*WHAT IS ASKED*. Scan the entries below and extract each line with the word "JSON" in it.

[begin EXTRACTED ENTRIES]

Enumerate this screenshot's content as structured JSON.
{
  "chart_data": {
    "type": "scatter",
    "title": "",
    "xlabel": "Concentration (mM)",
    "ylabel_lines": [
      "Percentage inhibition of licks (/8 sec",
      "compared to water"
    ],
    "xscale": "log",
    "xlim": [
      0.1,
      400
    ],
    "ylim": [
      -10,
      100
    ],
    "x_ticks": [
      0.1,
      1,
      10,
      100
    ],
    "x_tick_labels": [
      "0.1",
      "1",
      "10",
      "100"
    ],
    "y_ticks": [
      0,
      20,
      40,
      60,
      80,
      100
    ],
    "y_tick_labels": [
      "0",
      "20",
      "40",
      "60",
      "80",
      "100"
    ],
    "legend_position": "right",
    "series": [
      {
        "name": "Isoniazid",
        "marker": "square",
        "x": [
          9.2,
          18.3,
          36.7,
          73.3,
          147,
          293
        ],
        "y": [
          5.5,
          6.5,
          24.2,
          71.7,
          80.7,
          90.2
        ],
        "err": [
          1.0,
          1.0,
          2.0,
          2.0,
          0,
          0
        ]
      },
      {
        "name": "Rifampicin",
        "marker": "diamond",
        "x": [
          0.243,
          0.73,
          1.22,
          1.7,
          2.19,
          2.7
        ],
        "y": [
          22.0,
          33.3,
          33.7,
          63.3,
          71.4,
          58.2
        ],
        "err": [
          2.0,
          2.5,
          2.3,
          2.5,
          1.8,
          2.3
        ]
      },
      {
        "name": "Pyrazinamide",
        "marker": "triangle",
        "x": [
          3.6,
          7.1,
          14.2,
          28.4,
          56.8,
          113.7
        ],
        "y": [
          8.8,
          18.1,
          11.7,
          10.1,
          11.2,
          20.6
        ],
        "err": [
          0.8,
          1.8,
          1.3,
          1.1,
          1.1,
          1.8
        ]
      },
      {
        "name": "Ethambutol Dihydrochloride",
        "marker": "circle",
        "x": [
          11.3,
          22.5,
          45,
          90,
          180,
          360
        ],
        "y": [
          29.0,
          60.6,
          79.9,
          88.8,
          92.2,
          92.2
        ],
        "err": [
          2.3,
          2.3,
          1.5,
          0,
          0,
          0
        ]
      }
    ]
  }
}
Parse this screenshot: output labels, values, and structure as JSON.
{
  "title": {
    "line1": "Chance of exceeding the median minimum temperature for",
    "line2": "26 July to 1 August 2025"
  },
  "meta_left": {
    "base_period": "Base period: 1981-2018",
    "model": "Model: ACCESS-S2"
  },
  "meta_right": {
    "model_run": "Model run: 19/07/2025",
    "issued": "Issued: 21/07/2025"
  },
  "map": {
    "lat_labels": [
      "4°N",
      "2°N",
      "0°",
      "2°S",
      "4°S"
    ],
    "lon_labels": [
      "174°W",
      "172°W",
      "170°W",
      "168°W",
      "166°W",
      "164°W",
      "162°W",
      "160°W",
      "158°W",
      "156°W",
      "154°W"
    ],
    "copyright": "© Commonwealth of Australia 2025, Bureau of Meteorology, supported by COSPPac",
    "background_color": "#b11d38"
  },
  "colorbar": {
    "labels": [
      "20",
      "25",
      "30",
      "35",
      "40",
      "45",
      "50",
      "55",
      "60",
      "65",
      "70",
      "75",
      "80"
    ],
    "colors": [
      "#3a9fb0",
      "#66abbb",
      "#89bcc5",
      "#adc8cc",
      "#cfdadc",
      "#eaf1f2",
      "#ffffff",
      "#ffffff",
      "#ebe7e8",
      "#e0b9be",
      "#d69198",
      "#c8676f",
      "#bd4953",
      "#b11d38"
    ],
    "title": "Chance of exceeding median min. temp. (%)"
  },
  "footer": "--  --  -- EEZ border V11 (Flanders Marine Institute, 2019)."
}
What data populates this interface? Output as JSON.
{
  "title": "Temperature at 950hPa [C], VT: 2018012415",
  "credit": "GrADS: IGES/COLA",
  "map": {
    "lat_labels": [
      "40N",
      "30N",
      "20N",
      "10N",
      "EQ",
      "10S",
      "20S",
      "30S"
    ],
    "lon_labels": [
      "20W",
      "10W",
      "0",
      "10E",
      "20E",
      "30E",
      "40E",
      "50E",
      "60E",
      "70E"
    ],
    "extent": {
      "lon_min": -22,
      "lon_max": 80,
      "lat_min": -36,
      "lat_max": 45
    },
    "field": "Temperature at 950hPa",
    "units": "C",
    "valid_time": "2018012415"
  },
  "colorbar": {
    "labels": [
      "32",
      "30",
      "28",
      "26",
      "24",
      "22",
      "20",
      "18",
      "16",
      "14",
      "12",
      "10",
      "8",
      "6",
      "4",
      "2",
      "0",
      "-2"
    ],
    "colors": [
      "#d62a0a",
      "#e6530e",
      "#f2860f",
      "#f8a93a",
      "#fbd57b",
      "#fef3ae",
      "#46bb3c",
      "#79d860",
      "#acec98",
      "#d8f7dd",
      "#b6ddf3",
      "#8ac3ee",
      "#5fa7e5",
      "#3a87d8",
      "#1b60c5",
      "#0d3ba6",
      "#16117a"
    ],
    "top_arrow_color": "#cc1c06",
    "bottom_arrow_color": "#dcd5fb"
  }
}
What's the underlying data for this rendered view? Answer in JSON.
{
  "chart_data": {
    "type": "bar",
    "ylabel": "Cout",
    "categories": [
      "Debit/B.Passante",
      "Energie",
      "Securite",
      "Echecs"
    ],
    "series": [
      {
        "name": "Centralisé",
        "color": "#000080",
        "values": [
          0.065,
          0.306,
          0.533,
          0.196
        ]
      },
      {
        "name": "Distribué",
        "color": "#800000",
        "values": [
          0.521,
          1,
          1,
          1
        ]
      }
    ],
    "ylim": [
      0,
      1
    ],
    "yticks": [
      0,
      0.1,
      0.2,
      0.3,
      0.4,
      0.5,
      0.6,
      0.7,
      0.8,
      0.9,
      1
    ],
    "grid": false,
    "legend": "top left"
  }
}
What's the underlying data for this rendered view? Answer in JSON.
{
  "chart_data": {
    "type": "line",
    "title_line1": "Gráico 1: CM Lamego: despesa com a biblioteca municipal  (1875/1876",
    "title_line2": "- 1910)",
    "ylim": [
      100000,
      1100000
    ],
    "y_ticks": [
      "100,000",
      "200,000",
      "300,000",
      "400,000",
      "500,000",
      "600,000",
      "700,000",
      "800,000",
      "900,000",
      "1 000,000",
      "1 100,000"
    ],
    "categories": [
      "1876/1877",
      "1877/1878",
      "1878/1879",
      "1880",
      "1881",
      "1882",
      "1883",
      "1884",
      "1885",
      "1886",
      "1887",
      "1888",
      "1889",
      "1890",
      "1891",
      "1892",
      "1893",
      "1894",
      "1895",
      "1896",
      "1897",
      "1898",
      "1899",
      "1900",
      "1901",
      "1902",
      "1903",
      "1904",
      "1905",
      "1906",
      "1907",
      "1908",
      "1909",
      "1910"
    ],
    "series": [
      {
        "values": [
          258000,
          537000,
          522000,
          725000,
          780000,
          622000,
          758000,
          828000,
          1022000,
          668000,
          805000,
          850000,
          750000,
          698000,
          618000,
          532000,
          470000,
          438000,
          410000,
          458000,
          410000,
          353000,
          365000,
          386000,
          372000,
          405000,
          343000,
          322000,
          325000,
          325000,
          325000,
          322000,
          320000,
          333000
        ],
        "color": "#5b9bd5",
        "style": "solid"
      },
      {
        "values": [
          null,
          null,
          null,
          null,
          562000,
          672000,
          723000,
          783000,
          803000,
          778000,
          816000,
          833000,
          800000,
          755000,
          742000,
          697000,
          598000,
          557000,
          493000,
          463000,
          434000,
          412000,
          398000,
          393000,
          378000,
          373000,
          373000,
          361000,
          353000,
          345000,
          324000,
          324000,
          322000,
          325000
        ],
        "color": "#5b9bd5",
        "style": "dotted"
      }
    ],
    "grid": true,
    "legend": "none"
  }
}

[end EXTRACTED ENTRIES]

*RIGHT ANSWER*.
Enumerate this screenshot's content as structured JSON.
Parse this screenshot: output labels, values, and structure as JSON.
What data populates this interface? Output as JSON.
What's the underlying data for this rendered view? Answer in JSON.
What's the underlying data for this rendered view? Answer in JSON.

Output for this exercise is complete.